- AIM -
Return every record verbatim.

## Begin DATA RECORDS

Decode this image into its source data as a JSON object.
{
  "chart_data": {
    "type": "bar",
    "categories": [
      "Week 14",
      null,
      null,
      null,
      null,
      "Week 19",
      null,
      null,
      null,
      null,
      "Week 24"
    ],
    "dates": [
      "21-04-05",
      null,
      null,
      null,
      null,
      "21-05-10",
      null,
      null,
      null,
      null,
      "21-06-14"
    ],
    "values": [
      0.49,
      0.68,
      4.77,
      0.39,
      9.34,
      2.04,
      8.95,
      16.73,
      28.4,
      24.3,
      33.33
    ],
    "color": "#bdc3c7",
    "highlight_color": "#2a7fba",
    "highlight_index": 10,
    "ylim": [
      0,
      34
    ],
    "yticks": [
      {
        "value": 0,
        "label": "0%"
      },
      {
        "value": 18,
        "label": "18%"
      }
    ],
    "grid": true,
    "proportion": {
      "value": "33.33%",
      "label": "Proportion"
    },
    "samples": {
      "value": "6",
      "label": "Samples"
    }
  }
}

## End DATA RECORDS

- THE RESPONSE -
Decode this image into its source data as a JSON object.
{
  "chart_data": {
    "type": "bar",
    "categories": [
      "Week 14",
      null,
      null,
      null,
      null,
      "Week 19",
      null,
      null,
      null,
      null,
      "Week 24"
    ],
    "dates": [
      "21-04-05",
      null,
      null,
      null,
      null,
      "21-05-10",
      null,
      null,
      null,
      null,
      "21-06-14"
    ],
    "values": [
      0.49,
      0.68,
      4.77,
      0.39,
      9.34,
      2.04,
      8.95,
      16.73,
      28.4,
      24.3,
      33.33
    ],
    "color": "#bdc3c7",
    "highlight_color": "#2a7fba",
    "highlight_index": 10,
    "ylim": [
      0,
      34
    ],
    "yticks": [
      {
        "value": 0,
        "label": "0%"
      },
      {
        "value": 18,
        "label": "18%"
      }
    ],
    "grid": true,
    "proportion": {
      "value": "33.33%",
      "label": "Proportion"
    },
    "samples": {
      "value": "6",
      "label": "Samples"
    }
  }
}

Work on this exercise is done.